(Stored entries)
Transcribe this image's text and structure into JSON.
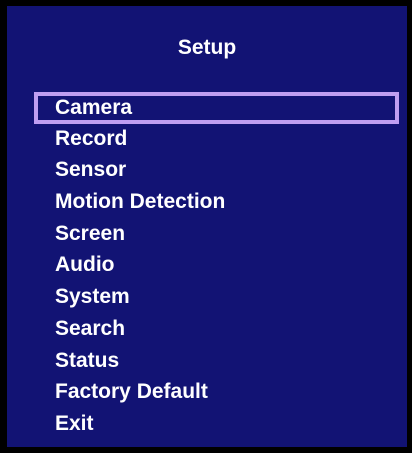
{
  "theme": {
    "background": "#121374",
    "frame": "#000000",
    "text": "#ffffff",
    "selection_border": "#bf9ef2"
  },
  "setup_menu": {
    "title": "Setup",
    "selected_item": "Camera",
    "items": [
      {
        "label": "Camera",
        "selected": true
      },
      {
        "label": "Record",
        "selected": false
      },
      {
        "label": "Sensor",
        "selected": false
      },
      {
        "label": "Motion Detection",
        "selected": false
      },
      {
        "label": "Screen",
        "selected": false
      },
      {
        "label": "Audio",
        "selected": false
      },
      {
        "label": "System",
        "selected": false
      },
      {
        "label": "Search",
        "selected": false
      },
      {
        "label": "Status",
        "selected": false
      },
      {
        "label": "Factory Default",
        "selected": false
      },
      {
        "label": "Exit",
        "selected": false
      }
    ]
  }
}
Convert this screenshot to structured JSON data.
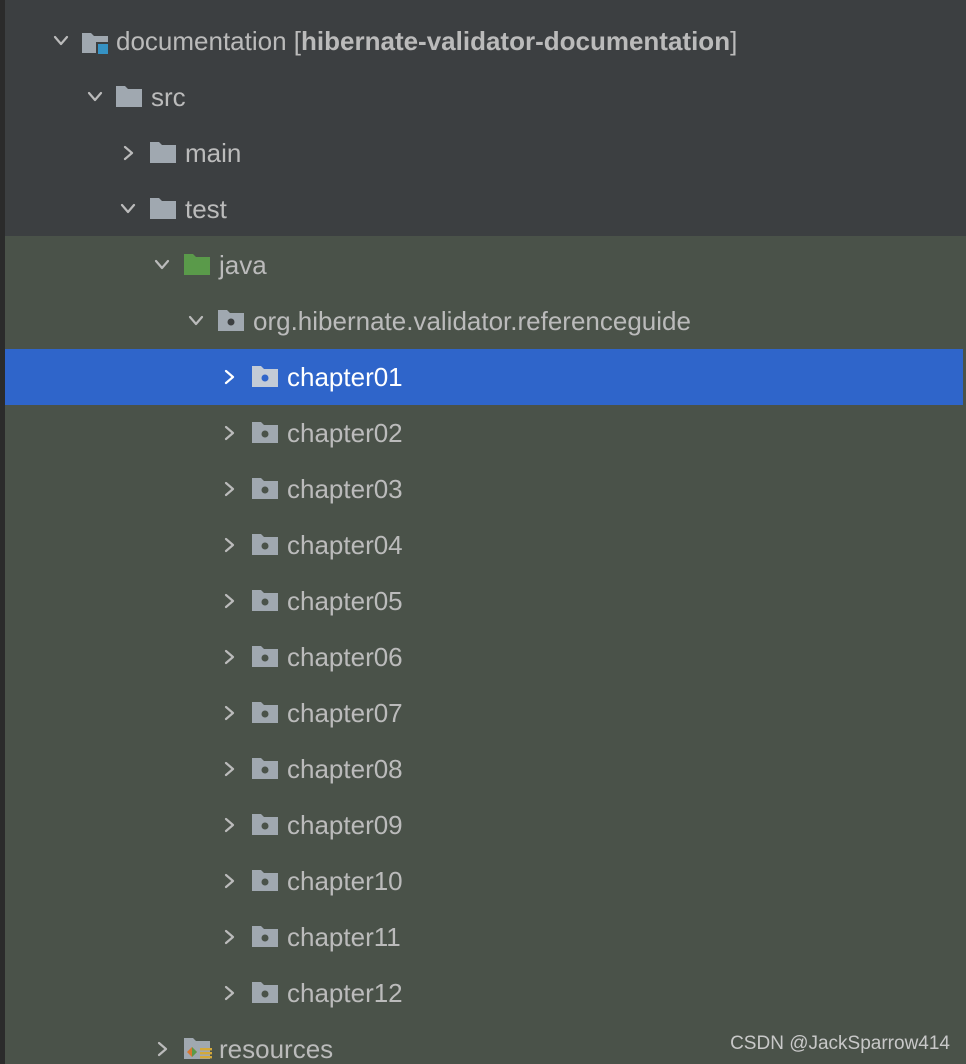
{
  "tree": {
    "module": {
      "name": "documentation",
      "bracket_open": "[",
      "bold_name": "hibernate-validator-documentation",
      "bracket_close": "]"
    },
    "src": "src",
    "main": "main",
    "test": "test",
    "java": "java",
    "package": "org.hibernate.validator.referenceguide",
    "chapters": [
      "chapter01",
      "chapter02",
      "chapter03",
      "chapter04",
      "chapter05",
      "chapter06",
      "chapter07",
      "chapter08",
      "chapter09",
      "chapter10",
      "chapter11",
      "chapter12"
    ],
    "resources": "resources",
    "selected": "chapter01"
  },
  "colors": {
    "background": "#3c3f41",
    "test_scope_background": "#4a5249",
    "selection": "#2f65ca",
    "text": "#bbbbbb",
    "folder": "#a0a8b0",
    "source_root_folder": "#5a9a4a",
    "module_badge": "#3592c4"
  },
  "watermark": "CSDN @JackSparrow414"
}
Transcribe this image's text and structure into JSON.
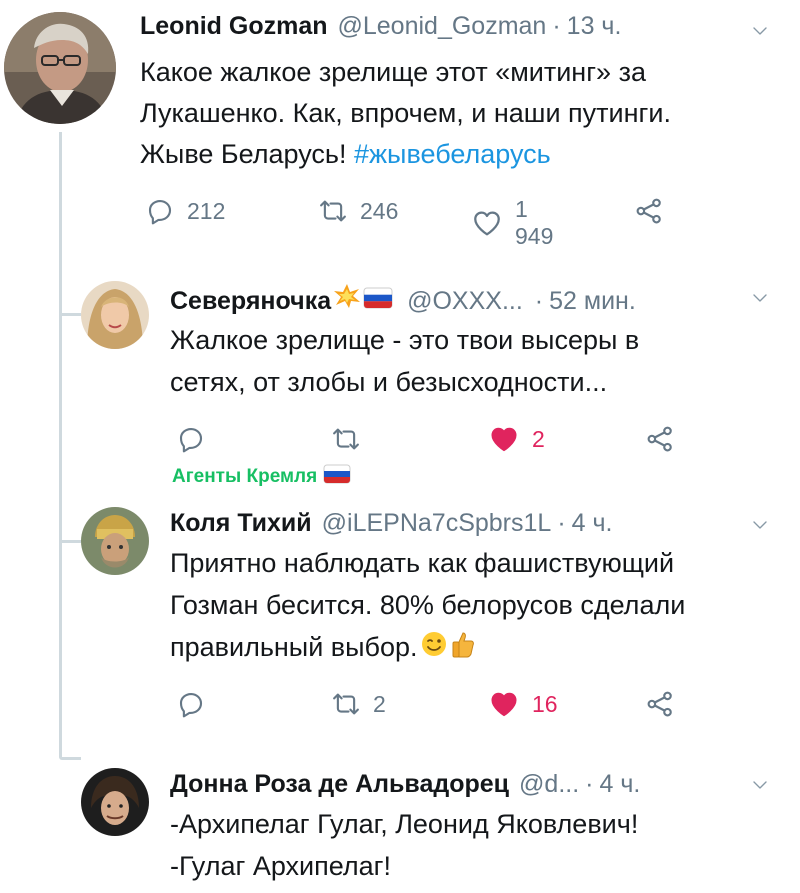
{
  "main_tweet": {
    "author_name": "Leonid Gozman",
    "handle": "@Leonid_Gozman",
    "time": "13 ч.",
    "text_line1": "Какое жалкое зрелище этот «митинг» за",
    "text_line2": "Лукашенко. Как, впрочем, и наши путинги.",
    "text_line3": "Жыве Беларусь! ",
    "hashtag": "#жывебеларусь",
    "replies": "212",
    "retweets": "246",
    "likes": "1 949"
  },
  "reply1": {
    "author_name": "Северяночка",
    "handle": "@OXXX...",
    "time": "52 мин.",
    "text_line1": "Жалкое зрелище - это твои высеры в",
    "text_line2": "сетях, от злобы и безысходности...",
    "likes": "2",
    "liked": true,
    "label": "Агенты Кремля"
  },
  "reply2": {
    "author_name": "Коля Тихий",
    "handle": "@iLEPNa7cSpbrs1L",
    "time": "4 ч.",
    "text_line1": "Приятно наблюдать как фашиствующий",
    "text_line2": "Гозман бесится. 80% белорусов сделали",
    "text_line3": "правильный выбор.",
    "retweets": "2",
    "likes": "16",
    "liked": true
  },
  "reply3": {
    "author_name": "Донна Роза де Альвадорец",
    "handle": "@d...",
    "time": "4 ч.",
    "text_line1": "-Архипелаг Гулаг,  Леонид Яковлевич!",
    "text_line2": "-Гулаг Архипелаг!"
  },
  "icons": {
    "reply": "reply-icon",
    "retweet": "retweet-icon",
    "like": "heart-icon",
    "share": "share-icon",
    "caret": "chevron-down-icon"
  },
  "colors": {
    "muted": "#657786",
    "link": "#1b95e0",
    "like": "#e0245e",
    "green": "#17bf63",
    "thread": "#cfd9de"
  }
}
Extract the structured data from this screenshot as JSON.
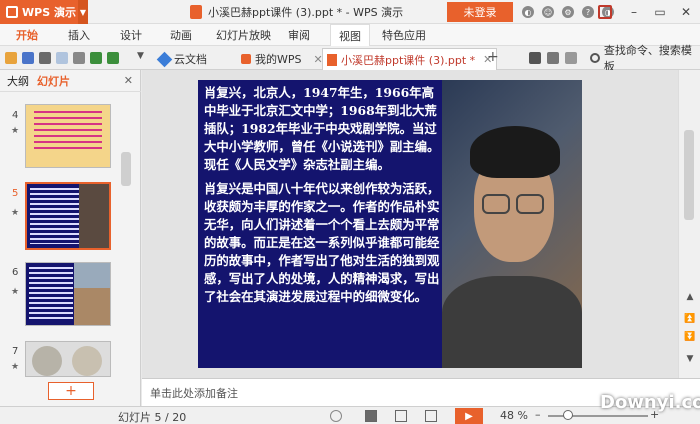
{
  "titlebar": {
    "app_button": "WPS 演示",
    "doc_title": "小溪巴赫ppt课件 (3).ppt * - WPS 演示",
    "login": "未登录"
  },
  "menu": {
    "items": [
      "开始",
      "插入",
      "设计",
      "动画",
      "幻灯片放映",
      "审阅",
      "视图",
      "特色应用"
    ]
  },
  "toolbar": {
    "tabs": [
      "云文档",
      "我的WPS",
      "小溪巴赫ppt课件 (3).ppt *"
    ],
    "search": "查找命令、搜索模板"
  },
  "left_panel": {
    "tabs": [
      "大纲",
      "幻灯片"
    ],
    "slide_numbers": [
      "4",
      "5",
      "6",
      "7"
    ],
    "add_label": "+"
  },
  "slide": {
    "paragraph1": "肖复兴，北京人，1947年生，1966年高中毕业于北京汇文中学；1968年到北大荒插队；1982年毕业于中央戏剧学院。当过大中小学教师，曾任《小说选刊》副主编。现任《人民文学》杂志社副主编。",
    "paragraph2": "肖复兴是中国八十年代以来创作较为活跃，收获颇为丰厚的作家之一。作者的作品朴实无华，向人们讲述着一个个看上去颇为平常的故事。而正是在这一系列似乎谁都可能经历的故事中，作者写出了他对生活的独到观感，写出了人的处境，人的精神渴求，写出了社会在其演进发展过程中的细微变化。"
  },
  "notes": "单击此处添加备注",
  "status": {
    "page": "幻灯片 5 / 20",
    "zoom": "48 %",
    "zoom_level": 0.48
  },
  "watermark": "Downyi.com",
  "colors": {
    "accent": "#e8612c",
    "slide_bg": "#14146e"
  }
}
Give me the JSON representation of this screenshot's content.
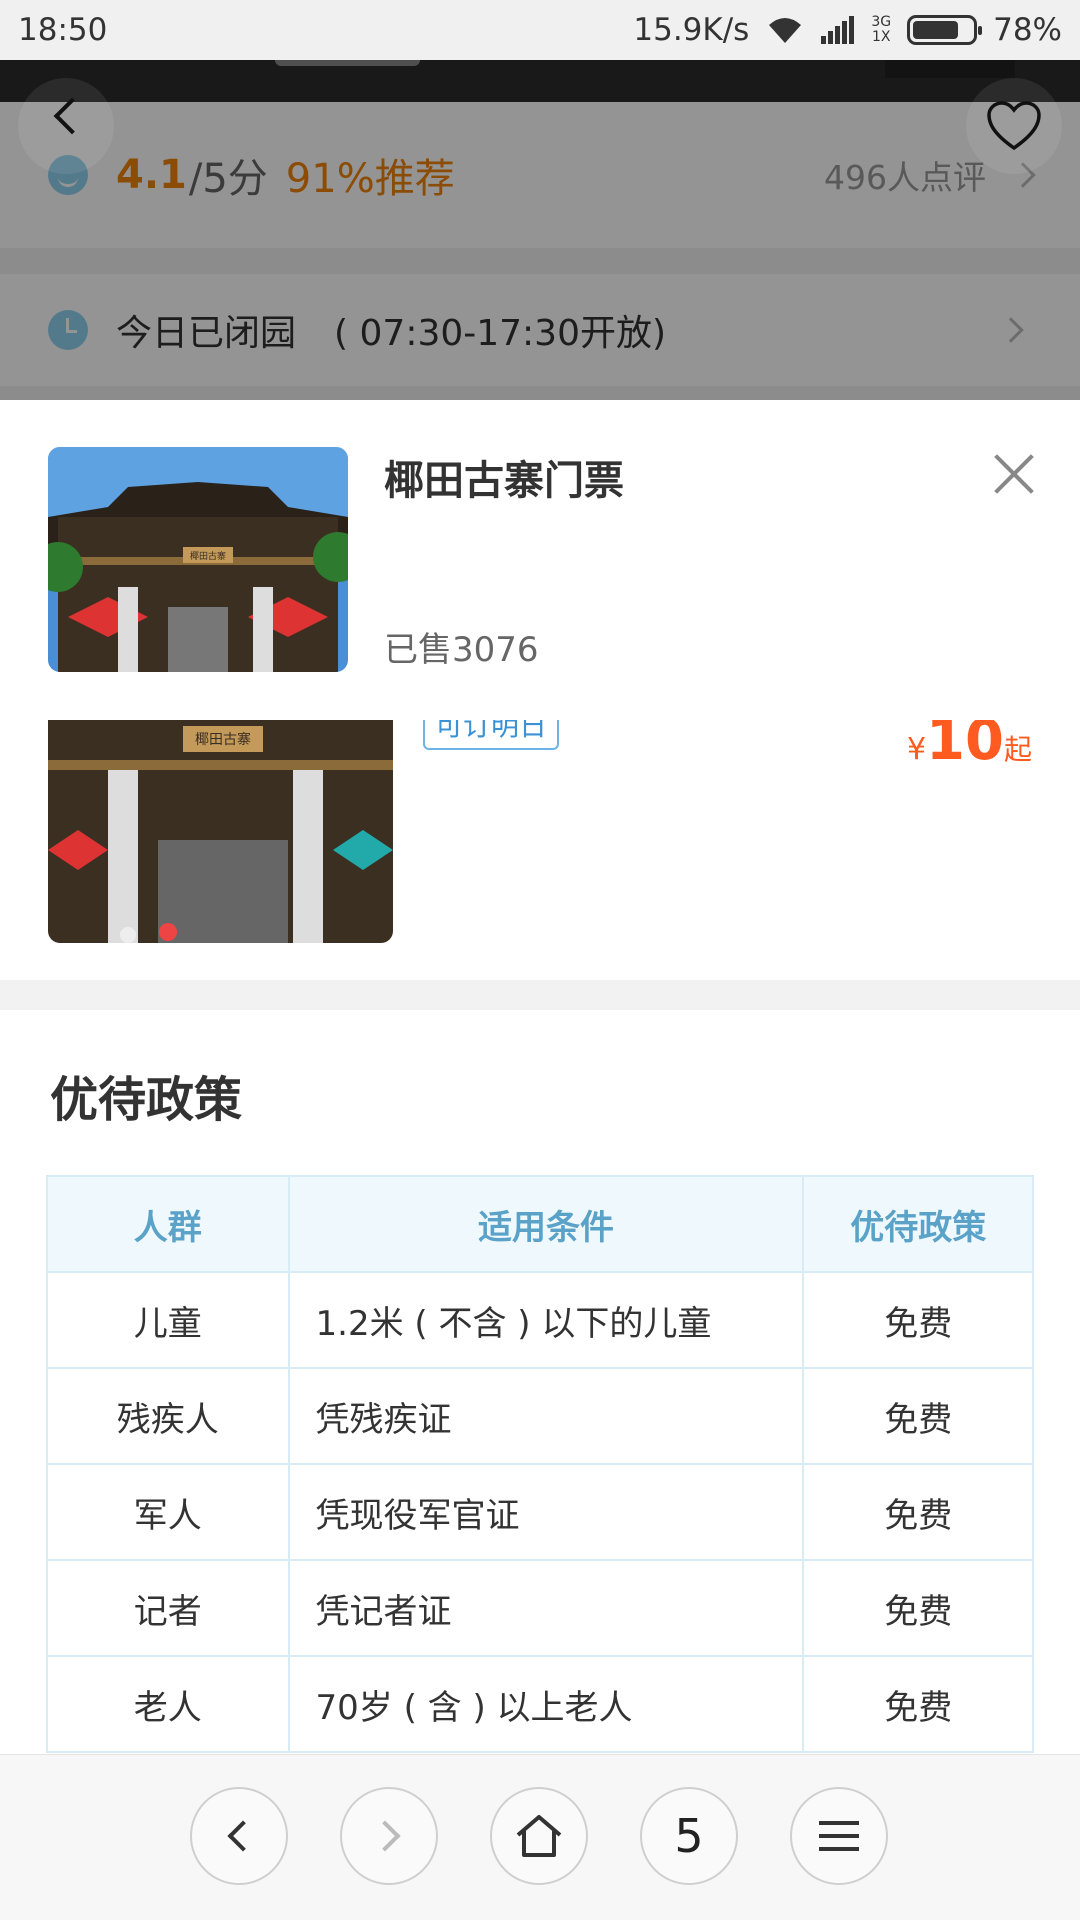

→ **WHAT TO PRODUCE**: Pictures in the records above are not copied; print everything else exactly.

→ **RESPONSE TO THIS EXERCISE**:
Transcribe this image's text and structure into JSON.
{
  "theme": {
    "background": "#121374",
    "frame": "#000000",
    "text": "#ffffff",
    "selection_border": "#bf9ef2"
  },
  "setup_menu": {
    "title": "Setup",
    "selected_item": "Camera",
    "items": [
      {
        "label": "Camera",
        "selected": true
      },
      {
        "label": "Record",
        "selected": false
      },
      {
        "label": "Sensor",
        "selected": false
      },
      {
        "label": "Motion Detection",
        "selected": false
      },
      {
        "label": "Screen",
        "selected": false
      },
      {
        "label": "Audio",
        "selected": false
      },
      {
        "label": "System",
        "selected": false
      },
      {
        "label": "Search",
        "selected": false
      },
      {
        "label": "Status",
        "selected": false
      },
      {
        "label": "Factory Default",
        "selected": false
      },
      {
        "label": "Exit",
        "selected": false
      }
    ]
  }
}
Convert this screenshot to structured JSON data.
{
  "tree": {
    "module": {
      "name": "documentation",
      "bracket_open": "[",
      "bold_name": "hibernate-validator-documentation",
      "bracket_close": "]"
    },
    "src": "src",
    "main": "main",
    "test": "test",
    "java": "java",
    "package": "org.hibernate.validator.referenceguide",
    "chapters": [
      "chapter01",
      "chapter02",
      "chapter03",
      "chapter04",
      "chapter05",
      "chapter06",
      "chapter07",
      "chapter08",
      "chapter09",
      "chapter10",
      "chapter11",
      "chapter12"
    ],
    "resources": "resources",
    "selected": "chapter01"
  },
  "colors": {
    "background": "#3c3f41",
    "test_scope_background": "#4a5249",
    "selection": "#2f65ca",
    "text": "#bbbbbb",
    "folder": "#a0a8b0",
    "source_root_folder": "#5a9a4a",
    "module_badge": "#3592c4"
  },
  "watermark": "CSDN @JackSparrow414"
}
Transcribe this image's text and structure into JSON.
{
  "main_tweet": {
    "author_name": "Leonid Gozman",
    "handle": "@Leonid_Gozman",
    "time": "13 ч.",
    "text_line1": "Какое жалкое зрелище этот «митинг» за",
    "text_line2": "Лукашенко. Как, впрочем, и наши путинги.",
    "text_line3": "Жыве Беларусь! ",
    "hashtag": "#жывебеларусь",
    "replies": "212",
    "retweets": "246",
    "likes": "1 949"
  },
  "reply1": {
    "author_name": "Северяночка",
    "handle": "@OXXX...",
    "time": "52 мин.",
    "text_line1": "Жалкое зрелище - это твои высеры в",
    "text_line2": "сетях, от злобы и безысходности...",
    "likes": "2",
    "liked": true,
    "label": "Агенты Кремля"
  },
  "reply2": {
    "author_name": "Коля Тихий",
    "handle": "@iLEPNa7cSpbrs1L",
    "time": "4 ч.",
    "text_line1": "Приятно наблюдать как фашиствующий",
    "text_line2": "Гозман бесится. 80% белорусов сделали",
    "text_line3": "правильный выбор.",
    "retweets": "2",
    "likes": "16",
    "liked": true
  },
  "reply3": {
    "author_name": "Донна Роза де Альвадорец",
    "handle": "@d...",
    "time": "4 ч.",
    "text_line1": "-Архипелаг Гулаг,  Леонид Яковлевич!",
    "text_line2": "-Гулаг Архипелаг!"
  },
  "icons": {
    "reply": "reply-icon",
    "retweet": "retweet-icon",
    "like": "heart-icon",
    "share": "share-icon",
    "caret": "chevron-down-icon"
  },
  "colors": {
    "muted": "#657786",
    "link": "#1b95e0",
    "like": "#e0245e",
    "green": "#17bf63",
    "thread": "#cfd9de"
  }
}
Extract the structured data from this screenshot as JSON.
{
  "titlebar": {
    "app_button": "WPS 演示",
    "doc_title": "小溪巴赫ppt课件 (3).ppt * - WPS 演示",
    "login": "未登录"
  },
  "menu": {
    "items": [
      "开始",
      "插入",
      "设计",
      "动画",
      "幻灯片放映",
      "审阅",
      "视图",
      "特色应用"
    ]
  },
  "toolbar": {
    "tabs": [
      "云文档",
      "我的WPS",
      "小溪巴赫ppt课件 (3).ppt *"
    ],
    "search": "查找命令、搜索模板"
  },
  "left_panel": {
    "tabs": [
      "大纲",
      "幻灯片"
    ],
    "slide_numbers": [
      "4",
      "5",
      "6",
      "7"
    ],
    "add_label": "+"
  },
  "slide": {
    "paragraph1": "肖复兴，北京人，1947年生，1966年高中毕业于北京汇文中学；1968年到北大荒插队；1982年毕业于中央戏剧学院。当过大中小学教师，曾任《小说选刊》副主编。现任《人民文学》杂志社副主编。",
    "paragraph2": "肖复兴是中国八十年代以来创作较为活跃，收获颇为丰厚的作家之一。作者的作品朴实无华，向人们讲述着一个个看上去颇为平常的故事。而正是在这一系列似乎谁都可能经历的故事中，作者写出了他对生活的独到观感，写出了人的处境，人的精神渴求，写出了社会在其演进发展过程中的细微变化。"
  },
  "notes": "单击此处添加备注",
  "status": {
    "page": "幻灯片 5 / 20",
    "zoom": "48 %",
    "zoom_level": 0.48
  },
  "watermark": "Downyi.com",
  "colors": {
    "accent": "#e8612c",
    "slide_bg": "#14146e"
  }
}
Give me the JSON representation of this screenshot's content.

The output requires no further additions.